Esta mañana la radio nos ha dado una triste noticia. La muerte en Anantapur (India) de Vicente Ferrer, hombre excepcional, modelo ejemplar de cooperante y fundador de la Fundación que lleva su nombre. Conocí a Ferrer demasiado tarde y no por motivos profesionales. Y me arrepiento hoy, cuando empiezo a leer las primeras reacciones a su fallecimiento, de no haberlo hecho antes. Fue gracias a una persona comprometida con la cooperación que admira su obra y que me llevó a dos citas privadas con él hace apenas cuatro años, una en Madrid y otra en Anantapur, una población con extrema pobreza ubicada en la región de Andhra Pradesh y que pasaría desapercibida para propios y extraños si no fuese porque allí se encuentra el gran legado de este barcelonés, ex combatiente republicano (Quinta del biberón), sacerdote jesuita hasta 1970 y después líder de un proyecto que ha causado admiración en el mundo ocidental, pero también envidias e incomprensiones en el país donde se desarrolla.
No voy a competir con quienes desde hoy regarán con ríos de tinta periodicos y webs elogiando la obra de Ferrer. Ni tampoco voy a contar más de lo que ya se sabe de él, que para eso tiene a sus biógrafos. Pero sí quiero sacar de mi intimidad personal lo que supusieron mis dos encuentros con este apóstol civil tan laudado. Tanto en Madrid como en Anantapur, donde recalé en agosto de 2005 tras un largo viaje por India, todo en mi fueron silencios. Me rendí ante su palabra y sus gestos. Ante su mirada, ante sus recuerdos, ante su ministerio y ante su obra. Jamás me había ocurrido con nadie, porque esta profesión que ejerzo, la de periodista, te blinda los sentimientos. Y es que ante mí -privilegiado yo- tenía a un hombre carismático, distinto y diferente a los demás, que transmitía bondad y serenidad al mismo tiempo, y cuya sonrisa, la misma que esboza en la foto que acompaña a este post, identifiqué inmediatamente con la llamada permanente que este mundo, tan sucio a veces, nos exige hacia la solidaridad.

□ □ □

Prolonga el texto sobre Vicente Ferrer a partir de su última oración.

□ □ □

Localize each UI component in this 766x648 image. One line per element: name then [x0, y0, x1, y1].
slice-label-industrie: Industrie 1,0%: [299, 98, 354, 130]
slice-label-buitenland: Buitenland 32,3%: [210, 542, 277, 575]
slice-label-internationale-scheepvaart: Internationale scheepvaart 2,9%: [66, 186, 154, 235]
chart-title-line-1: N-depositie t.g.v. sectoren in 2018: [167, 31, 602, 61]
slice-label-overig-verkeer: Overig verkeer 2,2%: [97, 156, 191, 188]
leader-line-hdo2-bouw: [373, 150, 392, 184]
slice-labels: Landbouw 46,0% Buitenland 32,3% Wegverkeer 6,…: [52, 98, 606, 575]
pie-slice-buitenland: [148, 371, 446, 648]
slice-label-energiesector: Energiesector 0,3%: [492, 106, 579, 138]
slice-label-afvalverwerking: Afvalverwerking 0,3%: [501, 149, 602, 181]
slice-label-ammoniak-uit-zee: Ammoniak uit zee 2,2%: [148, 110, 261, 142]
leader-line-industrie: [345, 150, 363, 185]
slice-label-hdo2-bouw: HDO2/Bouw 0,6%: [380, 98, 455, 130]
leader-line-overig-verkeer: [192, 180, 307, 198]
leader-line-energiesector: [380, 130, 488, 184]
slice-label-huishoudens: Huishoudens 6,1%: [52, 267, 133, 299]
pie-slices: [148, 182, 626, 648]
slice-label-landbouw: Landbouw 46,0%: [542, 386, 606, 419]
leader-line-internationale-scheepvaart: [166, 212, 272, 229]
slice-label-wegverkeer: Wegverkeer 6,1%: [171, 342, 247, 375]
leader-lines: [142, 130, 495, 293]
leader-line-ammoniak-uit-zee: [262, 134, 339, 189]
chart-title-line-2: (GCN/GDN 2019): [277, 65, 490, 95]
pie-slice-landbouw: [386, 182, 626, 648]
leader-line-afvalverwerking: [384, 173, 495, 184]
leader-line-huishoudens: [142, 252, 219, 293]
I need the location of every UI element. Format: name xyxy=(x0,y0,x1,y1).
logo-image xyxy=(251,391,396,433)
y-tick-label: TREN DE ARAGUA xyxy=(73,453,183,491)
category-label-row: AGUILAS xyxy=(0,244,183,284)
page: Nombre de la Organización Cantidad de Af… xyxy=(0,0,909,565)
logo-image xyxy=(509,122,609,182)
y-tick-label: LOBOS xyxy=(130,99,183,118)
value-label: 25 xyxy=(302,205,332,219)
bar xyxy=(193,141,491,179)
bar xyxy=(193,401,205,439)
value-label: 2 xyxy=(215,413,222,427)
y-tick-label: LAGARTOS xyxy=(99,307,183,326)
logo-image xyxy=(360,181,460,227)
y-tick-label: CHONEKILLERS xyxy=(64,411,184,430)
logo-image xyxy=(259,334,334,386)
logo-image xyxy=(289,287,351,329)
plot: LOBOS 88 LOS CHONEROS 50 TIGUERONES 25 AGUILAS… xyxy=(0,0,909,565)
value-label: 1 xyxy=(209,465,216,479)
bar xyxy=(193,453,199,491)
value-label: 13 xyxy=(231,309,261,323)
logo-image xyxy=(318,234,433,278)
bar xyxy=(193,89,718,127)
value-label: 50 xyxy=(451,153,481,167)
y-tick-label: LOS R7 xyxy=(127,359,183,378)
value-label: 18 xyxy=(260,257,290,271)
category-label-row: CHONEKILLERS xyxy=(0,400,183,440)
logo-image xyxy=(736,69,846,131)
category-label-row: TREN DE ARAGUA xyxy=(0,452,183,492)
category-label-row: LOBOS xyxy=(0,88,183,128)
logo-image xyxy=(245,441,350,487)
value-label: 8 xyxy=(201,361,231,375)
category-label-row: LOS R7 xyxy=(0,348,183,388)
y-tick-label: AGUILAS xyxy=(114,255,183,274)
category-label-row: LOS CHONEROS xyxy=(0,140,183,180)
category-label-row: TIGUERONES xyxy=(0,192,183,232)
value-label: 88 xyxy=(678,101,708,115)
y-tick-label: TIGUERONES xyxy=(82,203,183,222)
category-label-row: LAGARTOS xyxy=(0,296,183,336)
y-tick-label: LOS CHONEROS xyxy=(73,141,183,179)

□ □ □

#### La respuesta
En esta vida hay un antes y un después al visitar India. Cuando estuve no supe si era magia o espiritualidad. Lo cierto es que esa tierra es diferente y te absorbe con facilidad, haciendo que broten tus sentimientos más profundos. Dicen que India invita a volver y que cambia a las personas. Yo creo que sí. Y más áun después de haber observado en silencio durante cuatro días la gran obra que ahora nos ha dejado Vicente Ferrer. Hoy viernes 19 de junio más de 155.000 personas, todas ellas colaboradoras en España de esta organización, están sumamente tristes. Como también lo están los 140.000 niños de Anantapur, muchos ya en la adolescencia, que sienten como algo propio y familiar a sus padrinos españoles. O los veinte mil hombres y mujeres que Vicente separó de la sumisión de castas, enseñándoles a ser personas y dotándoles de vivienda digna, además de dispensarios, hospitales, escuelas, centros de formación y lo más fundamental de todo, un trabajo. Con Vicente Ferrer se va una excepcionalidad irrepetible. Pero nos deja una hermosa obra que, aunque pequeña y perdida en esa zona meridional de India, seguirá ayudando a cambiar el mundo.